### Request
Keep only the lines of the listing that include the word "Ratio", and copy them.
::::::
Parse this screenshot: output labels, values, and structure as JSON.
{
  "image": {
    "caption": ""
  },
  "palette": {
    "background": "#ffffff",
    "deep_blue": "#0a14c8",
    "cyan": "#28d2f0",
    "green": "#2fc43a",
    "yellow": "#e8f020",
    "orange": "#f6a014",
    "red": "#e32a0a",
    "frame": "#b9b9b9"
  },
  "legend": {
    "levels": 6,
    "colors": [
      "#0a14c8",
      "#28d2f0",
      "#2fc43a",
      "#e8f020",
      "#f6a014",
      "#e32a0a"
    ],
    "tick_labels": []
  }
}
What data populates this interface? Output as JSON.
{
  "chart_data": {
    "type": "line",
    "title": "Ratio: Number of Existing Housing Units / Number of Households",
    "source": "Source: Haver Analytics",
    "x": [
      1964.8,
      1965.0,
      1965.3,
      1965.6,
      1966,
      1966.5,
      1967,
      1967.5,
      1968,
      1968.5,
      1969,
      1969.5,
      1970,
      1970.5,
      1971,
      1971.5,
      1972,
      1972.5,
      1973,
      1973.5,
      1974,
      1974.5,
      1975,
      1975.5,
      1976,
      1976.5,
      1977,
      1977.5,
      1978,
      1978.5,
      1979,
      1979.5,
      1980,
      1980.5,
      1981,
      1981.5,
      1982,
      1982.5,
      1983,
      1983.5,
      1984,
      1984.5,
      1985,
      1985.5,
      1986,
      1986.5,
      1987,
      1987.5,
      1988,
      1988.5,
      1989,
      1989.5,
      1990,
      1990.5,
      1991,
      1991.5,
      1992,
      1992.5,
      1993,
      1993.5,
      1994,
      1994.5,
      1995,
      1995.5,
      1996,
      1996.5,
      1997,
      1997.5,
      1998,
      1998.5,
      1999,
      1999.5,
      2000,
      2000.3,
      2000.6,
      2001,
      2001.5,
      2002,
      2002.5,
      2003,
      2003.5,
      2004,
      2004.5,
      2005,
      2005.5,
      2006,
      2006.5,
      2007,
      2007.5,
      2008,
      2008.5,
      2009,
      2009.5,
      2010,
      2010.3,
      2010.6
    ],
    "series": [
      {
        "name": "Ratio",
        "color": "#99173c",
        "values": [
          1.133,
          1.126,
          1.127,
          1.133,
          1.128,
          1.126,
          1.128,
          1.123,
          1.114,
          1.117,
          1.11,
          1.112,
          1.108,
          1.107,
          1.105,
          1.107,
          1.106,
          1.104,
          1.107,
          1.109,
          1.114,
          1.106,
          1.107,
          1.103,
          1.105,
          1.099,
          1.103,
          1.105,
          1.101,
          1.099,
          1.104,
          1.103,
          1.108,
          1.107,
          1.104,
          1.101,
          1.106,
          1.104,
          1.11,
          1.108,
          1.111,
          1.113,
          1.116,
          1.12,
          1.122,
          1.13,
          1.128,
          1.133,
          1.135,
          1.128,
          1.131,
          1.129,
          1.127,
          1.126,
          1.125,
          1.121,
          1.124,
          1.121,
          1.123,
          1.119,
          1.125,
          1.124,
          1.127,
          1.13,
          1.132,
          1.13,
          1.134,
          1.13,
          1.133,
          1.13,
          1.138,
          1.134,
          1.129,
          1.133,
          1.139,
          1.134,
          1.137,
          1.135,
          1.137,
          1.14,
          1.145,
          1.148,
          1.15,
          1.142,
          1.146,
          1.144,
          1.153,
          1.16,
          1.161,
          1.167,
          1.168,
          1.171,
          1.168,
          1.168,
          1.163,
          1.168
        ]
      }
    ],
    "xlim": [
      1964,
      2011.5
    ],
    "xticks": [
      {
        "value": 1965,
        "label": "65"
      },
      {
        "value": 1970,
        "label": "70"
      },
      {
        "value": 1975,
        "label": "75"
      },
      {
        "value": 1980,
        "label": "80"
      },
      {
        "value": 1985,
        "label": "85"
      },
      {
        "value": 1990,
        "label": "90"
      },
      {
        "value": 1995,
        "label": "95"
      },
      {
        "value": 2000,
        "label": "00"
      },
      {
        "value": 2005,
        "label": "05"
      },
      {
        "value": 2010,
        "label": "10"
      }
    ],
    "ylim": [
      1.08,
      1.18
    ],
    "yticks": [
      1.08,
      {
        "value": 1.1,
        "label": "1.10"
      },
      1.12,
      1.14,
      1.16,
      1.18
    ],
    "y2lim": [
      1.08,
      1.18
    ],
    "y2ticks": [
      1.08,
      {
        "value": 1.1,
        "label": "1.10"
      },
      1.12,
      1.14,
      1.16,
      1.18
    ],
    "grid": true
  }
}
::::::
### Response to the task
    "title": "Ratio: Number of Existing Housing Units / Number of Households",
        "name": "Ratio",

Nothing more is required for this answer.